Huge news for us, although it fails to make the FT - RDC and Aviation Economics officially join forces, following a three months’ of negotiations. Both companies will operate as separate entities for the remainder of 2013, retaining brand identities and offices in Nottingham and London. This is a great opportunity for both of us to develop a global business and, importantly, gives significantly expanded credentials and experience in the aviation sector.

On a personal level our congratulations go to analyst Niels van Alten, who officially graduates from Amsterdam University of Applied Sciences as a Bachelor in Aviation Engineering.


This is a landmark month for the product and support teams, after months of hard work. On 28th August we officially release our new airport charges product to a select group of test users. Originally launched back in 2005, airportcharges.com aimed to provide an online library service for airlines to locate official ‘conditions of use documents’ but the site had grown to include more functionality than we could ever have envisaged. Back in 2012, we decided it needed a complete, bottom up re-write so that we could start offering the most detailed calculations on the market – in addition to the popular library and summary charge functions. The site goes live with detailed charges for more than 1,500 airports. Richard Leigh's expertise in the structure of airport charging regimes builds on our global specialism in this field.

In other news, Vueling ordered 60 A320s – not quite on the same scale as easyJet and Ryanair, but a statement of intent from IAG to keep its low-cost arm expanding. We wonder if BA ever regrets selling Go to easyJet all those years back?


More hot news from the development team who have been meticulously accumulating European fares data for their latest secret project. If only we knew what it was? The boffins tell us they are now collecting around 300,000 data points a month and will have something to show off in the forthcoming months.

Staying on the theme of RDC, our Online Product Manager Adam Kendall completes the Nottingham half marathon in an impressive 1h 41 and raises money for the Alzheimer’s Society in the process. Jen Turner and her team win the Horseball National League 2, although we are unsure whether this sport actually exists.

Ryanair strike a long-term fee deal with MAG, the new owner of Stansted Airport, which will see the Irish carrier “grow traffic by 50%” over a ten-year period at the London airport.

• • • •

◆ Instructions to follow ◆
Quote the news update, starting at the words "Staying on the" and stopping after "the London airport.". The listing below comes from a different source.

• • • •

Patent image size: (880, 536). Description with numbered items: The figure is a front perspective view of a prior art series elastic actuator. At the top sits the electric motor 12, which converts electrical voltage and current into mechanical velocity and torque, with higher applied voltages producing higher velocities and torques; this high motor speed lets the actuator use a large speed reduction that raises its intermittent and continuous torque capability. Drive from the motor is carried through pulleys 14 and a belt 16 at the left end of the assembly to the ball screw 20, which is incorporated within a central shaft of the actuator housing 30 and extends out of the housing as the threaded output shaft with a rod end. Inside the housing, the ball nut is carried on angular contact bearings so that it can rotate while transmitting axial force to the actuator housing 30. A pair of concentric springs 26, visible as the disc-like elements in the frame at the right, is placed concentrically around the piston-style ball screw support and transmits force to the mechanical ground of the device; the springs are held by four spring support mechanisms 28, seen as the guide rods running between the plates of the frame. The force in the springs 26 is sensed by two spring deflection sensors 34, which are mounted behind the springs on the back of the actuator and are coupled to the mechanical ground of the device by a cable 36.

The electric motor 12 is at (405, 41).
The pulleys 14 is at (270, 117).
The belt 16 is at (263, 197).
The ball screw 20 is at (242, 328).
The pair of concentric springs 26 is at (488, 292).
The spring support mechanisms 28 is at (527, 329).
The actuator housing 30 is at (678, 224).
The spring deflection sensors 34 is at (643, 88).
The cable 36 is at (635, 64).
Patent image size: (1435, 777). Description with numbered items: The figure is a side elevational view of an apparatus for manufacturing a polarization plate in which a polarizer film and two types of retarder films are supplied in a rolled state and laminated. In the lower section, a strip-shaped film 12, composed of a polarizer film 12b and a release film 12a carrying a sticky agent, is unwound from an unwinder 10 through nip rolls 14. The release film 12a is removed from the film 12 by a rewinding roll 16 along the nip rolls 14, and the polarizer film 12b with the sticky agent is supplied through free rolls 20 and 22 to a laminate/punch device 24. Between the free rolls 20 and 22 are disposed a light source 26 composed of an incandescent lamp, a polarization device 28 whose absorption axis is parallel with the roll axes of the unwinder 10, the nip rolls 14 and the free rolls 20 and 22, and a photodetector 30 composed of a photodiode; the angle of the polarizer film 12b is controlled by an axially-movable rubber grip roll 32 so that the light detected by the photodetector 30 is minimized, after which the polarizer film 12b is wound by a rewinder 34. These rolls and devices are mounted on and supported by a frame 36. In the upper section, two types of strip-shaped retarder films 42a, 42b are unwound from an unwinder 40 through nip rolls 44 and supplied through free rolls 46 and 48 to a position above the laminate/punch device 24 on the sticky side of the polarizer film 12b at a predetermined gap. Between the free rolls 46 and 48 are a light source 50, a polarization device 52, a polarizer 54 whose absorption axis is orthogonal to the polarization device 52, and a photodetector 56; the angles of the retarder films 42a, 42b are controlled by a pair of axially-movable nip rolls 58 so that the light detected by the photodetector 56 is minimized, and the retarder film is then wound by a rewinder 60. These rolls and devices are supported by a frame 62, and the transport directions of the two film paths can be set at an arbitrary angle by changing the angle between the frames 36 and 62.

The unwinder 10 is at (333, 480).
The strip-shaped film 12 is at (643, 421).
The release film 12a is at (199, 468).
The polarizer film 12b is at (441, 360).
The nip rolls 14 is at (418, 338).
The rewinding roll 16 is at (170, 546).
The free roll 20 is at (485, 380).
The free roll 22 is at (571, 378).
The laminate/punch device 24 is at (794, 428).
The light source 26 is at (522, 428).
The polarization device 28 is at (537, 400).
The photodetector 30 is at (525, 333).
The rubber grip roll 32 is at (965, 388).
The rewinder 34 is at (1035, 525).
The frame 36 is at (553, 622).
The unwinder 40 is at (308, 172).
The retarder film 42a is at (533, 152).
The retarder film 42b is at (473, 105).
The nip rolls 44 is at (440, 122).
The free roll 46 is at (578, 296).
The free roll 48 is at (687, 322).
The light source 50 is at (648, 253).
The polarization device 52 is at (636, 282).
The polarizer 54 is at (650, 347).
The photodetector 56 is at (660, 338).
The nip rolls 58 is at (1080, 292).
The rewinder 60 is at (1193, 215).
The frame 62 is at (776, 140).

• • • •

◆ Response for this exercise ◆
Staying on the theme of RDC, our Online Product Manager Adam Kendall completes the Nottingham half marathon in an impressive 1h 41 and raises money for the Alzheimer’s Society in the process. Jen Turner and her team win the Horseball National League 2, although we are unsure whether this sport actually exists.

Ryanair strike a long-term fee deal with MAG, the new owner of Stansted Airport, which will see the Irish carrier “grow traffic by 50%” over a ten-year period at the London airport.